Look through the records below and give the number of lines holding the string "Hạnh", nothing more.

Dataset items
_____
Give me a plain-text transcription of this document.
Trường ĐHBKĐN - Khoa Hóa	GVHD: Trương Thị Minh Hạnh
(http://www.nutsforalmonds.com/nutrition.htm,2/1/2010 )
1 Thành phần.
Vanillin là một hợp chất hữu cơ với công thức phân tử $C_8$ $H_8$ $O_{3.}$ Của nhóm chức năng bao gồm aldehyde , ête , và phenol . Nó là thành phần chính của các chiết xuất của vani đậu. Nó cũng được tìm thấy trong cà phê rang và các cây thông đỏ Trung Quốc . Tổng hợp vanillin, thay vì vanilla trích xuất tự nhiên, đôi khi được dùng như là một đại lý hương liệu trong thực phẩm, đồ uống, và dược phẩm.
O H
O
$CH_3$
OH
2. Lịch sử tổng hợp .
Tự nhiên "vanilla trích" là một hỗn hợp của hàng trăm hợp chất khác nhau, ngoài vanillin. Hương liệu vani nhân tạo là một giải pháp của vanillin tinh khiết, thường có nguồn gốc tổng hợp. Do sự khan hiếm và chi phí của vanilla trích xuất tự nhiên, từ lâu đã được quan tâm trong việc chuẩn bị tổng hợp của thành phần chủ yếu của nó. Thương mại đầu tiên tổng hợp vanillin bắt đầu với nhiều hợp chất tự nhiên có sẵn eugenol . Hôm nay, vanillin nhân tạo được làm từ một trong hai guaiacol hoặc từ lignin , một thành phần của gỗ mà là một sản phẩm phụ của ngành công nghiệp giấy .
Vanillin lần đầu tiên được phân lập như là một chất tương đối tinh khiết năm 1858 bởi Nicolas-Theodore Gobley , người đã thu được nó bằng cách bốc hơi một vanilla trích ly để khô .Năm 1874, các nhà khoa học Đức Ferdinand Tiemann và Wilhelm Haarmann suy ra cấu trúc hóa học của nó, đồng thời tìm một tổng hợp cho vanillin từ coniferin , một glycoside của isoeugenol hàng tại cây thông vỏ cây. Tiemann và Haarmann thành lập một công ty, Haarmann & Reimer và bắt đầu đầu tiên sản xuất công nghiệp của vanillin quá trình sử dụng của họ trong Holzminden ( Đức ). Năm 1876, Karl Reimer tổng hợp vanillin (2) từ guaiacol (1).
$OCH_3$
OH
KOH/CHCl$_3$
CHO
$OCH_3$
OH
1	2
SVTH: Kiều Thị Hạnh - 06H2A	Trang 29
_____
= RIGHT ANSWER =
2